=== CHALLENGE ===
Reproduce all entries precisely as they are written.
+++ DATA SHOWN +++
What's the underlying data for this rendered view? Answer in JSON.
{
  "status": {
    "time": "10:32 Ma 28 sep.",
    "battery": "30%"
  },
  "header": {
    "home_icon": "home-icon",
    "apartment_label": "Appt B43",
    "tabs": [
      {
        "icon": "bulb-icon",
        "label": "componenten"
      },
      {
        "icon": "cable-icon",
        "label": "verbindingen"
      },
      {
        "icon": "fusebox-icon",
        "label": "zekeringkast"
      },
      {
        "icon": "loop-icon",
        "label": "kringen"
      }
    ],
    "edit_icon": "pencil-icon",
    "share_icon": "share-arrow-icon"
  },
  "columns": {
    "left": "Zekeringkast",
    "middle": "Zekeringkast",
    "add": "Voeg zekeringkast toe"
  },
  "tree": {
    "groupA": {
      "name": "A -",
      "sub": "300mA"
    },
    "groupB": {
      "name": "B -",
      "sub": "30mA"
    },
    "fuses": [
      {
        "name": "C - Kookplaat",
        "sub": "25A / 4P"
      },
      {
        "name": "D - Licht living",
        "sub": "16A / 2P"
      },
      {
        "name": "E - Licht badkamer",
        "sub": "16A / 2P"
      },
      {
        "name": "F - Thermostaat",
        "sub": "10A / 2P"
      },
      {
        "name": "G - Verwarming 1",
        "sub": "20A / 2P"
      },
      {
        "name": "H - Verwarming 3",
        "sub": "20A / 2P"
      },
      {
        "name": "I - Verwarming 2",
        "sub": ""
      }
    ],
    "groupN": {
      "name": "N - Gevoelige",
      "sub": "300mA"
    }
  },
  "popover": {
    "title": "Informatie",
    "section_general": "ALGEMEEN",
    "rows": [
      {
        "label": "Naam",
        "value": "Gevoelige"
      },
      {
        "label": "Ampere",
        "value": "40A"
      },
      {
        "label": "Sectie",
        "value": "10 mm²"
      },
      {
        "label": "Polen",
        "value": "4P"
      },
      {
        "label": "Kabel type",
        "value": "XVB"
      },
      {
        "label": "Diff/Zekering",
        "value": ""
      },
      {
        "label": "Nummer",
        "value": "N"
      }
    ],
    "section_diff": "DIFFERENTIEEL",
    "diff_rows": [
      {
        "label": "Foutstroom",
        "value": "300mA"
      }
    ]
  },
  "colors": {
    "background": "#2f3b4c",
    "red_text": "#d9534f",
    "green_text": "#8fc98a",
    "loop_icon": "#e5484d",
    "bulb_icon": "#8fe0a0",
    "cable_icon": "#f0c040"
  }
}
+++
=== TASK OUTPUT ===
What's the underlying data for this rendered view? Answer in JSON.
{
  "status": {
    "time": "10:32 Ma 28 sep.",
    "battery": "30%"
  },
  "header": {
    "home_icon": "home-icon",
    "apartment_label": "Appt B43",
    "tabs": [
      {
        "icon": "bulb-icon",
        "label": "componenten"
      },
      {
        "icon": "cable-icon",
        "label": "verbindingen"
      },
      {
        "icon": "fusebox-icon",
        "label": "zekeringkast"
      },
      {
        "icon": "loop-icon",
        "label": "kringen"
      }
    ],
    "edit_icon": "pencil-icon",
    "share_icon": "share-arrow-icon"
  },
  "columns": {
    "left": "Zekeringkast",
    "middle": "Zekeringkast",
    "add": "Voeg zekeringkast toe"
  },
  "tree": {
    "groupA": {
      "name": "A -",
      "sub": "300mA"
    },
    "groupB": {
      "name": "B -",
      "sub": "30mA"
    },
    "fuses": [
      {
        "name": "C - Kookplaat",
        "sub": "25A / 4P"
      },
      {
        "name": "D - Licht living",
        "sub": "16A / 2P"
      },
      {
        "name": "E - Licht badkamer",
        "sub": "16A / 2P"
      },
      {
        "name": "F - Thermostaat",
        "sub": "10A / 2P"
      },
      {
        "name": "G - Verwarming 1",
        "sub": "20A / 2P"
      },
      {
        "name": "H - Verwarming 3",
        "sub": "20A / 2P"
      },
      {
        "name": "I - Verwarming 2",
        "sub": ""
      }
    ],
    "groupN": {
      "name": "N - Gevoelige",
      "sub": "300mA"
    }
  },
  "popover": {
    "title": "Informatie",
    "section_general": "ALGEMEEN",
    "rows": [
      {
        "label": "Naam",
        "value": "Gevoelige"
      },
      {
        "label": "Ampere",
        "value": "40A"
      },
      {
        "label": "Sectie",
        "value": "10 mm²"
      },
      {
        "label": "Polen",
        "value": "4P"
      },
      {
        "label": "Kabel type",
        "value": "XVB"
      },
      {
        "label": "Diff/Zekering",
        "value": ""
      },
      {
        "label": "Nummer",
        "value": "N"
      }
    ],
    "section_diff": "DIFFERENTIEEL",
    "diff_rows": [
      {
        "label": "Foutstroom",
        "value": "300mA"
      }
    ]
  },
  "colors": {
    "background": "#2f3b4c",
    "red_text": "#d9534f",
    "green_text": "#8fc98a",
    "loop_icon": "#e5484d",
    "bulb_icon": "#8fe0a0",
    "cable_icon": "#f0c040"
  }
}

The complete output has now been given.